Aim: Report each line of the data that includes the word "Microsoft".

Listed entries:
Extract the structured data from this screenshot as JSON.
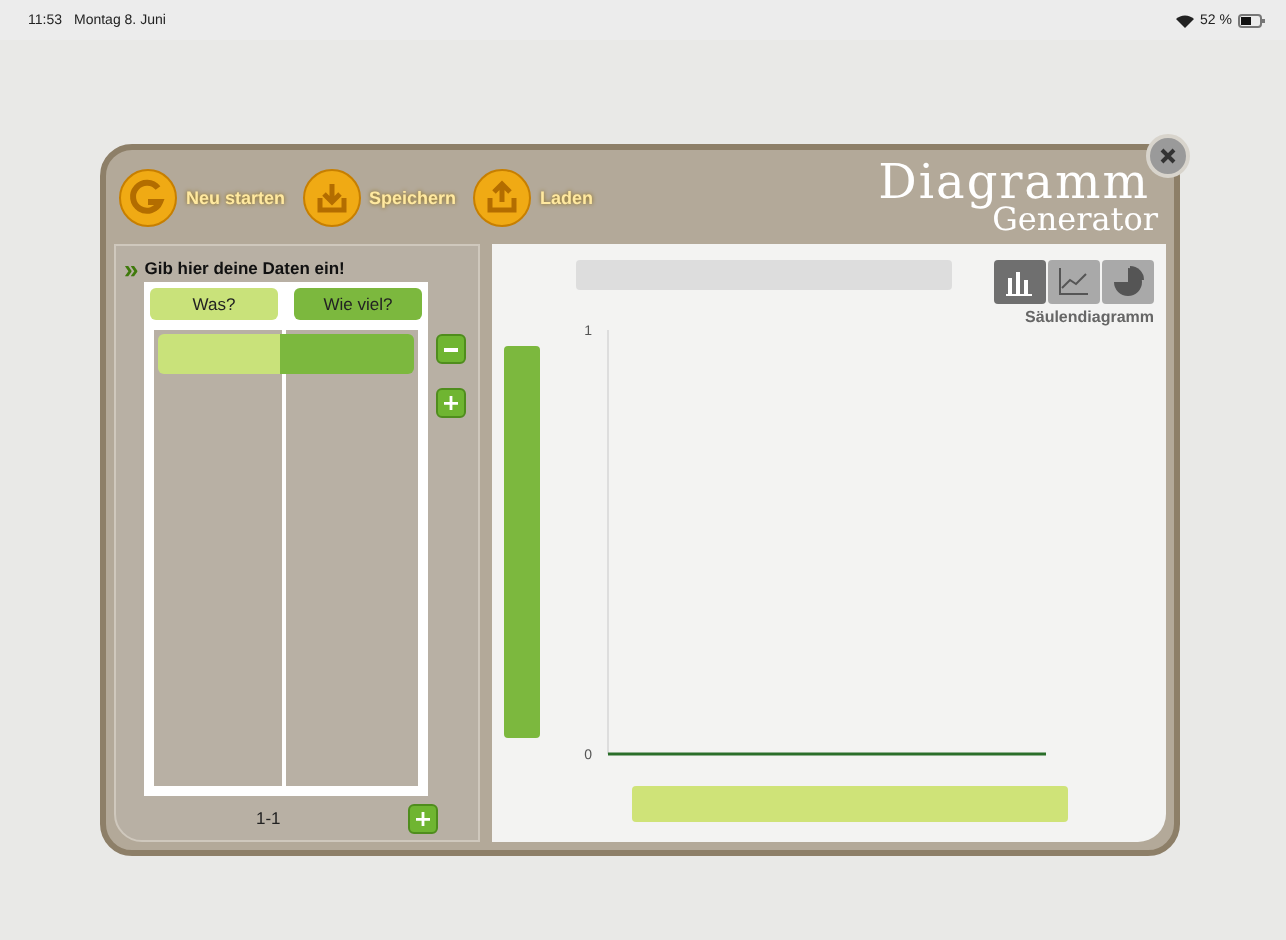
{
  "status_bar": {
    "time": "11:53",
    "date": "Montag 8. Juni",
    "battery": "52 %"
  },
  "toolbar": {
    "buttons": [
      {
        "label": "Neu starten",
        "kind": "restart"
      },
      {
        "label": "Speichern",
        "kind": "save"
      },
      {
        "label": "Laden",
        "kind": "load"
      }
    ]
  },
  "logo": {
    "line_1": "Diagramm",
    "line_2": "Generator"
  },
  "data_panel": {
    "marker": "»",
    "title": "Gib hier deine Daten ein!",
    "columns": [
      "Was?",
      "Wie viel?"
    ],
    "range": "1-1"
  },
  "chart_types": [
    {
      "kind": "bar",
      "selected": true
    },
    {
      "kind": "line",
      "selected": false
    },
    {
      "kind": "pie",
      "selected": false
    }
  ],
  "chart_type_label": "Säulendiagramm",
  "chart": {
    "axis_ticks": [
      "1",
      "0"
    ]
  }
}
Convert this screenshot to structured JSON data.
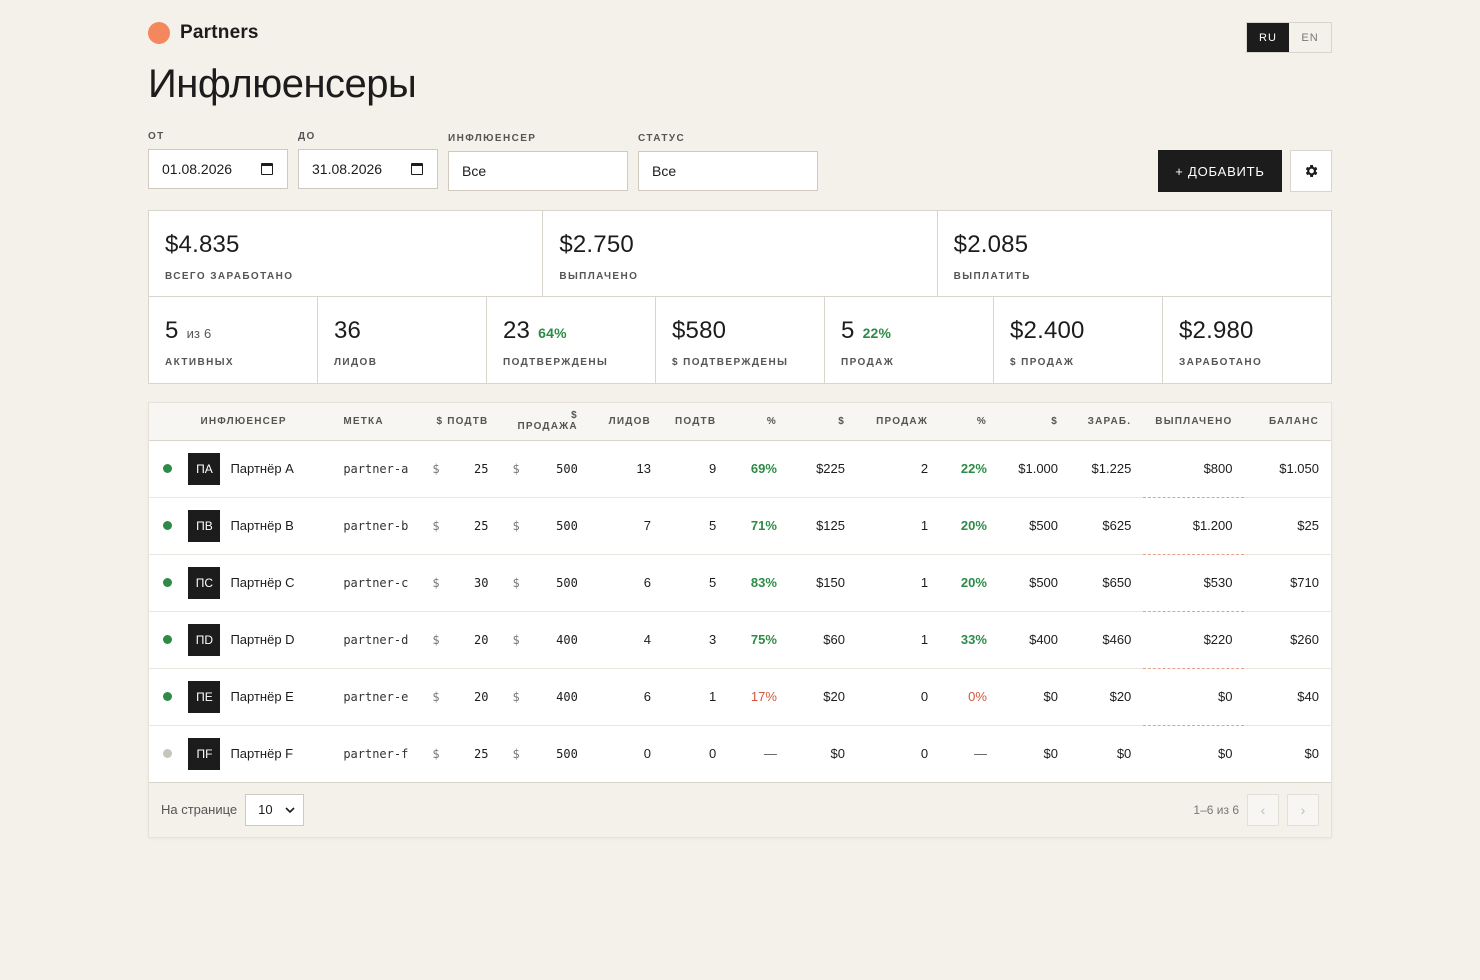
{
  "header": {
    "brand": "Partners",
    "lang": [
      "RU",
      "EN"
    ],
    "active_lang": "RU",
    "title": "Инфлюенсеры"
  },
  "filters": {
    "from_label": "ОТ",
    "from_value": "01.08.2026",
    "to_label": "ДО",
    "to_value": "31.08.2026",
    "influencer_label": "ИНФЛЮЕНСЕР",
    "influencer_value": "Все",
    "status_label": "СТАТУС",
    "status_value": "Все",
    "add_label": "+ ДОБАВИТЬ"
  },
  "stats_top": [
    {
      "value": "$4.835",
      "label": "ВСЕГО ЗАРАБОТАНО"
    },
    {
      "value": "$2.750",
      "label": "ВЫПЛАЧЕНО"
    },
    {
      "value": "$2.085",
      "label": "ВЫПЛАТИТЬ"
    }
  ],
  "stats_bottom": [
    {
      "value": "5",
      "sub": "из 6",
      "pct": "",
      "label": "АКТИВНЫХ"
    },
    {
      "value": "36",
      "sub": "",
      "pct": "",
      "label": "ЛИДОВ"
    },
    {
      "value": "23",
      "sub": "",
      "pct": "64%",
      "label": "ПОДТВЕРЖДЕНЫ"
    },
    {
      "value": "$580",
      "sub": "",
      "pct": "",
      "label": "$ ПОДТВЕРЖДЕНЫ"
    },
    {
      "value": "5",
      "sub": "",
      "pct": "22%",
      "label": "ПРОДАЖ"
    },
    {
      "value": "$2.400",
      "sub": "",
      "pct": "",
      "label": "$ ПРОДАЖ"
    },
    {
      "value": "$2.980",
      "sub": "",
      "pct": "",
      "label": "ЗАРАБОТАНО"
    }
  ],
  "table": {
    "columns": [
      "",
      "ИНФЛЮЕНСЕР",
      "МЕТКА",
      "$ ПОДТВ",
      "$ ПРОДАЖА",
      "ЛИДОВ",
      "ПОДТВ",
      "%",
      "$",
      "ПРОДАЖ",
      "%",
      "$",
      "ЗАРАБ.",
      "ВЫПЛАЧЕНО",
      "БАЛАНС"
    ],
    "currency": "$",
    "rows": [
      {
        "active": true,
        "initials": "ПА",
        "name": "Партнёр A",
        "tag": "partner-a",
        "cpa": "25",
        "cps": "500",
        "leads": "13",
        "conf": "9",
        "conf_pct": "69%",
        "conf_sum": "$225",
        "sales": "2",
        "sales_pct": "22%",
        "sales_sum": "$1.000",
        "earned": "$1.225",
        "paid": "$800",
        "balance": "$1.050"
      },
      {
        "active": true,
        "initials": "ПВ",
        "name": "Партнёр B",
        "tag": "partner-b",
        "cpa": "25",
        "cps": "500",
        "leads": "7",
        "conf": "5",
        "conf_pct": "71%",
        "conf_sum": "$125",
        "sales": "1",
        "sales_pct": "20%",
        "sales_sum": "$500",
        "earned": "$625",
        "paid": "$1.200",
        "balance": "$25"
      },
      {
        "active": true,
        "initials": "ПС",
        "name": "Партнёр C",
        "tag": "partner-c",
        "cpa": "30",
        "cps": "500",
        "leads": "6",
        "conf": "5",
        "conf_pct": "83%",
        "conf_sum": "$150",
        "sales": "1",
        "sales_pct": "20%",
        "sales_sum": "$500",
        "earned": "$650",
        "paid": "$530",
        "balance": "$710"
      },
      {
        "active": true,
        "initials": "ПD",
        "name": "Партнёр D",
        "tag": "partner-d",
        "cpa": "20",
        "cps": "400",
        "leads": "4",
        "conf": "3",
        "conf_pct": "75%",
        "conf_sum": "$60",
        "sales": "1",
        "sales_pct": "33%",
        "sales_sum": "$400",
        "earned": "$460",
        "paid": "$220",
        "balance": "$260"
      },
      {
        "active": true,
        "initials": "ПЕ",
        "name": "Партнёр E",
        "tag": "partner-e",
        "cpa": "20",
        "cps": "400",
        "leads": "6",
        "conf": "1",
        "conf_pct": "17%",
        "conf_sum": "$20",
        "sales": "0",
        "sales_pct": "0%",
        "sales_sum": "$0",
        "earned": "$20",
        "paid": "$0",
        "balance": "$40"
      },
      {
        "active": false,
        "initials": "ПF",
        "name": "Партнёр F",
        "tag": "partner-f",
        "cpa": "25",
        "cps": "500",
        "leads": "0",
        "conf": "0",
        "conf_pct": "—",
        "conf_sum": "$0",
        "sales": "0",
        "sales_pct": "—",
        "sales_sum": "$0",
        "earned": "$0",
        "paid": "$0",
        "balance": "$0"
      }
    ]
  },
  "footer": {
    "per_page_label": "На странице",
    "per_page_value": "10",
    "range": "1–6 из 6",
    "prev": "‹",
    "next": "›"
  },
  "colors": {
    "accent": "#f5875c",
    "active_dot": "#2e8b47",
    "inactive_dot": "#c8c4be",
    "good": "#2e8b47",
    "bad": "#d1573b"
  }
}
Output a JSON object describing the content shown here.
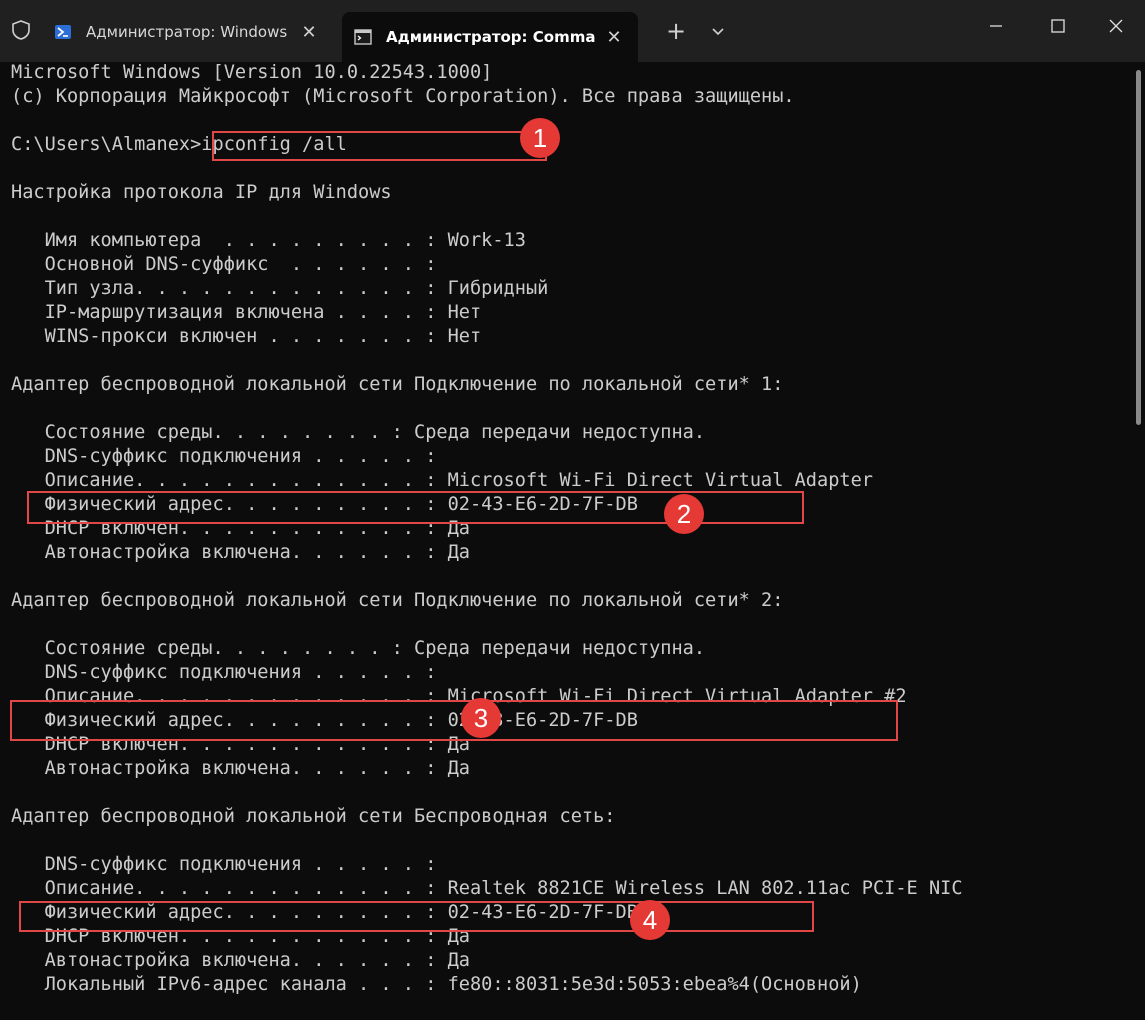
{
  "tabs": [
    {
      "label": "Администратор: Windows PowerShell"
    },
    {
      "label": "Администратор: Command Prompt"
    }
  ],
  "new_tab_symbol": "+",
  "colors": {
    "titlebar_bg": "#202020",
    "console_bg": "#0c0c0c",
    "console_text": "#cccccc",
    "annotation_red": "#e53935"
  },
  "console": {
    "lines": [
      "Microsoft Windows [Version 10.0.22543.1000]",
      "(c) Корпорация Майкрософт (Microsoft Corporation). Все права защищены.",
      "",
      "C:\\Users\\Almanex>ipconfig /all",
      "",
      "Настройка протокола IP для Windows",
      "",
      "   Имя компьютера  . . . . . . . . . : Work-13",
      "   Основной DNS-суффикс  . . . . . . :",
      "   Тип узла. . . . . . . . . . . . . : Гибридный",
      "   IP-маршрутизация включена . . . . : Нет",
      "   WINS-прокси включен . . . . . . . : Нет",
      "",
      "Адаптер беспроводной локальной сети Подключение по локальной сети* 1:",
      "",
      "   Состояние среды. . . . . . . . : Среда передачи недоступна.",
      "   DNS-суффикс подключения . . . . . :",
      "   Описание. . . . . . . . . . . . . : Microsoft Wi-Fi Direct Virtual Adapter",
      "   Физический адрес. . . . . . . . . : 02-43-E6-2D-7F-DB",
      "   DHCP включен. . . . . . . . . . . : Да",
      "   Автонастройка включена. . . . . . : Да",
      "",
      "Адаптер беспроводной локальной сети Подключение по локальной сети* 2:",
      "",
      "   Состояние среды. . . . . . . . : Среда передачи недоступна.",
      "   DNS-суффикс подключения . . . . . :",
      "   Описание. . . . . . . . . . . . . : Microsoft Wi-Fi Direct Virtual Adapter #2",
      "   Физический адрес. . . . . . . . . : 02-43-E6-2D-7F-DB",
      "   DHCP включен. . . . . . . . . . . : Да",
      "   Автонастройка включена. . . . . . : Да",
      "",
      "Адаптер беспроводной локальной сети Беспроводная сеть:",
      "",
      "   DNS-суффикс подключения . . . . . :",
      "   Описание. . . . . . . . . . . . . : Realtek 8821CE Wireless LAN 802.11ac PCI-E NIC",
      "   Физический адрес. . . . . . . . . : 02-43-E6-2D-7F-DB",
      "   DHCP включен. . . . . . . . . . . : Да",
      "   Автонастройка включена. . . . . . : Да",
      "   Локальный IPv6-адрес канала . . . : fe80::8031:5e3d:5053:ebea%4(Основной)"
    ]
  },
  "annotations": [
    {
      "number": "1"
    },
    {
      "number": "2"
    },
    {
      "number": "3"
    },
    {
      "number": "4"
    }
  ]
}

Solution for this exercise:
      "Microsoft Windows [Version 10.0.22543.1000]",
      "(c) Корпорация Майкрософт (Microsoft Corporation). Все права защищены.",
      "   Описание. . . . . . . . . . . . . : Microsoft Wi-Fi Direct Virtual Adapter",
      "   Описание. . . . . . . . . . . . . : Microsoft Wi-Fi Direct Virtual Adapter #2",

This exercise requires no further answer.